> _WHAT IS ASKED_
Your task is to transcribe all the entries exactly, excluding pictures.

> _STORED ROWS_

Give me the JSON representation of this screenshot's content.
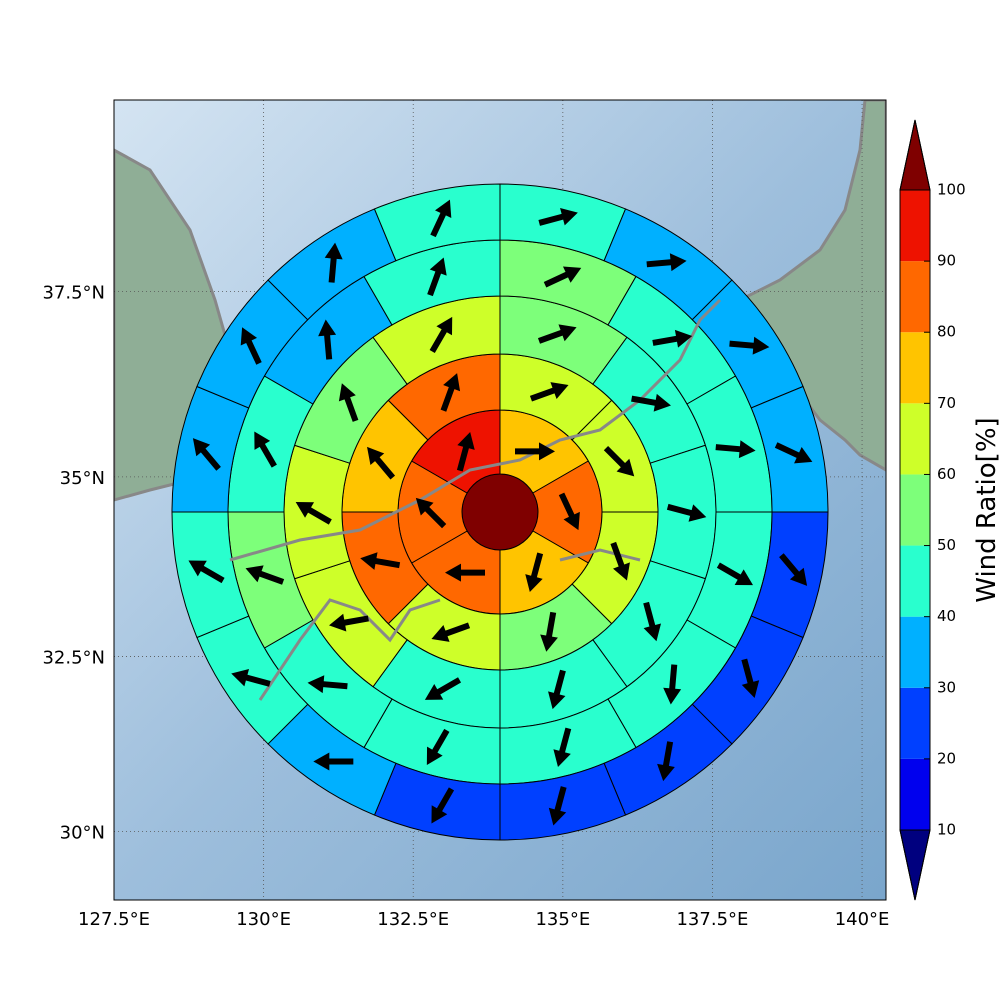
{
  "chart_data": {
    "type": "polar_sectors",
    "xlim": [
      127.5,
      140.4
    ],
    "ylim": [
      29,
      40
    ],
    "xticks": [
      {
        "value": 127.5,
        "label": "127.5°E"
      },
      {
        "value": 130,
        "label": "130°E"
      },
      {
        "value": 132.5,
        "label": "132.5°E"
      },
      {
        "value": 135,
        "label": "135°E"
      },
      {
        "value": 137.5,
        "label": "137.5°E"
      },
      {
        "value": 140,
        "label": "140°E"
      }
    ],
    "yticks": [
      {
        "value": 30,
        "label": "30°N"
      },
      {
        "value": 32.5,
        "label": "32.5°N"
      },
      {
        "value": 35,
        "label": "35°N"
      },
      {
        "value": 37.5,
        "label": "37.5°N"
      }
    ],
    "grid": true,
    "center_value": 100,
    "rings": [
      {
        "values": [
          75,
          85,
          75,
          85,
          85,
          95
        ],
        "directions": [
          90,
          155,
          195,
          270,
          315,
          15
        ]
      },
      {
        "values": [
          65,
          65,
          65,
          55,
          65,
          85,
          75,
          85
        ],
        "directions": [
          70,
          135,
          160,
          190,
          250,
          280,
          320,
          20
        ]
      },
      {
        "values": [
          55,
          45,
          45,
          45,
          45,
          45,
          65,
          65,
          55,
          65
        ],
        "directions": [
          70,
          100,
          105,
          165,
          195,
          240,
          260,
          300,
          340,
          30
        ]
      },
      {
        "values": [
          55,
          45,
          45,
          45,
          45,
          45,
          45,
          45,
          55,
          45,
          35,
          45
        ],
        "directions": [
          65,
          80,
          95,
          120,
          185,
          195,
          210,
          275,
          290,
          330,
          355,
          20
        ]
      },
      {
        "values": [
          45,
          35,
          35,
          35,
          25,
          25,
          25,
          25,
          25,
          35,
          45,
          45,
          35,
          35,
          35,
          45
        ],
        "directions": [
          75,
          85,
          95,
          115,
          140,
          165,
          190,
          195,
          210,
          270,
          285,
          300,
          320,
          335,
          5,
          25
        ]
      }
    ],
    "colorbar": {
      "label": "Wind Ratio[%]",
      "ticks": [
        10,
        20,
        30,
        40,
        50,
        60,
        70,
        80,
        90,
        100
      ],
      "colors": [
        "#0000ee",
        "#0040ff",
        "#00b0ff",
        "#29ffce",
        "#7dff7a",
        "#ceff29",
        "#ffc400",
        "#ff6800",
        "#ee1200"
      ],
      "under_color": "#00007f",
      "over_color": "#7f0000"
    }
  }
}
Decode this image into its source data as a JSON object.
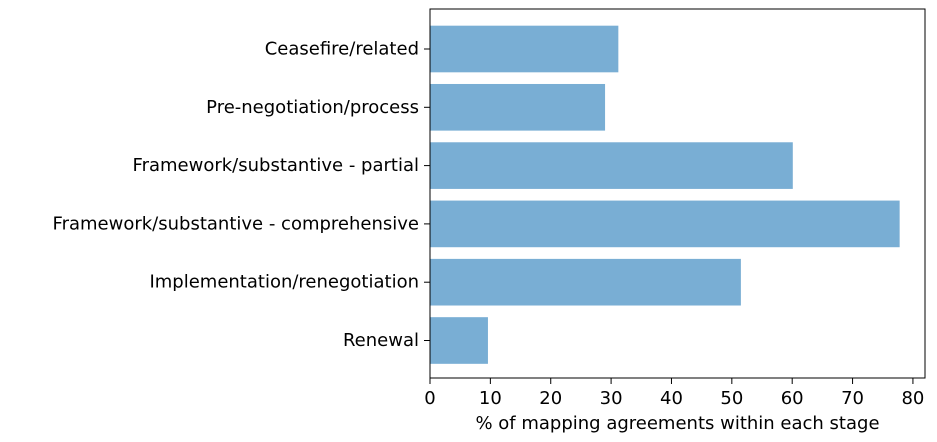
{
  "chart_data": {
    "type": "bar",
    "orientation": "horizontal",
    "categories": [
      "Ceasefire/related",
      "Pre-negotiation/process",
      "Framework/substantive - partial",
      "Framework/substantive - comprehensive",
      "Implementation/renegotiation",
      "Renewal"
    ],
    "values": [
      31.2,
      29.0,
      60.1,
      77.8,
      51.5,
      9.6
    ],
    "xlabel": "% of mapping agreements within each stage",
    "ylabel": "",
    "xlim": [
      0,
      82
    ],
    "xticks": [
      0,
      10,
      20,
      30,
      40,
      50,
      60,
      70,
      80
    ],
    "grid": false,
    "bar_color": "#79aed4"
  }
}
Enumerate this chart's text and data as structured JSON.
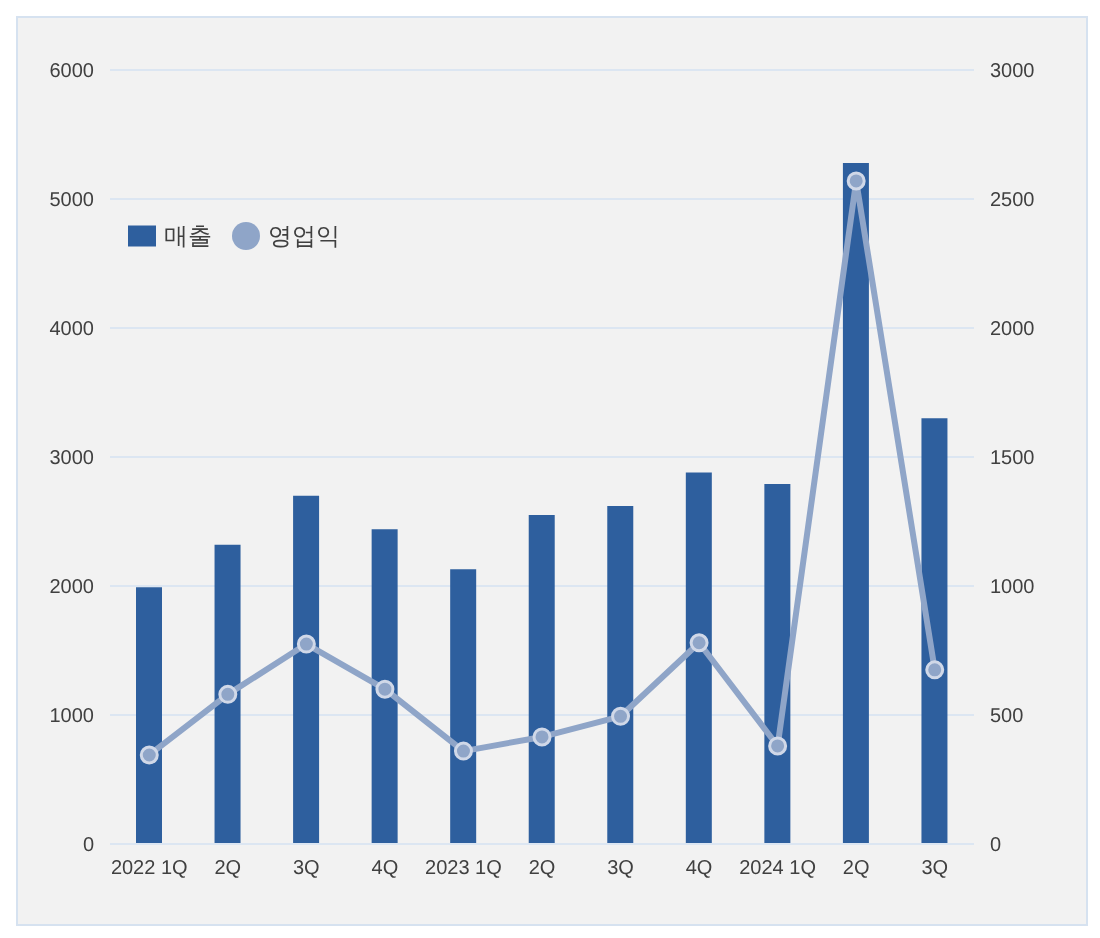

> _RESPONSE TO THIS TASK_
Give me the JSON representation of this screenshot's content.
{
  "chart_data": {
    "type": "polar_sectors",
    "xlim": [
      127.5,
      140.4
    ],
    "ylim": [
      29,
      40
    ],
    "xticks": [
      {
        "value": 127.5,
        "label": "127.5°E"
      },
      {
        "value": 130,
        "label": "130°E"
      },
      {
        "value": 132.5,
        "label": "132.5°E"
      },
      {
        "value": 135,
        "label": "135°E"
      },
      {
        "value": 137.5,
        "label": "137.5°E"
      },
      {
        "value": 140,
        "label": "140°E"
      }
    ],
    "yticks": [
      {
        "value": 30,
        "label": "30°N"
      },
      {
        "value": 32.5,
        "label": "32.5°N"
      },
      {
        "value": 35,
        "label": "35°N"
      },
      {
        "value": 37.5,
        "label": "37.5°N"
      }
    ],
    "grid": true,
    "center_value": 100,
    "rings": [
      {
        "values": [
          75,
          85,
          75,
          85,
          85,
          95
        ],
        "directions": [
          90,
          155,
          195,
          270,
          315,
          15
        ]
      },
      {
        "values": [
          65,
          65,
          65,
          55,
          65,
          85,
          75,
          85
        ],
        "directions": [
          70,
          135,
          160,
          190,
          250,
          280,
          320,
          20
        ]
      },
      {
        "values": [
          55,
          45,
          45,
          45,
          45,
          45,
          65,
          65,
          55,
          65
        ],
        "directions": [
          70,
          100,
          105,
          165,
          195,
          240,
          260,
          300,
          340,
          30
        ]
      },
      {
        "values": [
          55,
          45,
          45,
          45,
          45,
          45,
          45,
          45,
          55,
          45,
          35,
          45
        ],
        "directions": [
          65,
          80,
          95,
          120,
          185,
          195,
          210,
          275,
          290,
          330,
          355,
          20
        ]
      },
      {
        "values": [
          45,
          35,
          35,
          35,
          25,
          25,
          25,
          25,
          25,
          35,
          45,
          45,
          35,
          35,
          35,
          45
        ],
        "directions": [
          75,
          85,
          95,
          115,
          140,
          165,
          190,
          195,
          210,
          270,
          285,
          300,
          320,
          335,
          5,
          25
        ]
      }
    ],
    "colorbar": {
      "label": "Wind Ratio[%]",
      "ticks": [
        10,
        20,
        30,
        40,
        50,
        60,
        70,
        80,
        90,
        100
      ],
      "colors": [
        "#0000ee",
        "#0040ff",
        "#00b0ff",
        "#29ffce",
        "#7dff7a",
        "#ceff29",
        "#ffc400",
        "#ff6800",
        "#ee1200"
      ],
      "under_color": "#00007f",
      "over_color": "#7f0000"
    }
  }
}
Decode this image into its source data as a JSON object.
{
  "chart_data": {
    "type": "bar",
    "orientation": "horizontal",
    "categories": [
      "Ceasefire/related",
      "Pre-negotiation/process",
      "Framework/substantive - partial",
      "Framework/substantive - comprehensive",
      "Implementation/renegotiation",
      "Renewal"
    ],
    "values": [
      31.2,
      29.0,
      60.1,
      77.8,
      51.5,
      9.6
    ],
    "xlabel": "% of mapping agreements within each stage",
    "ylabel": "",
    "xlim": [
      0,
      82
    ],
    "xticks": [
      0,
      10,
      20,
      30,
      40,
      50,
      60,
      70,
      80
    ],
    "grid": false,
    "bar_color": "#79aed4"
  }
}
Enumerate this chart's text and data as structured JSON.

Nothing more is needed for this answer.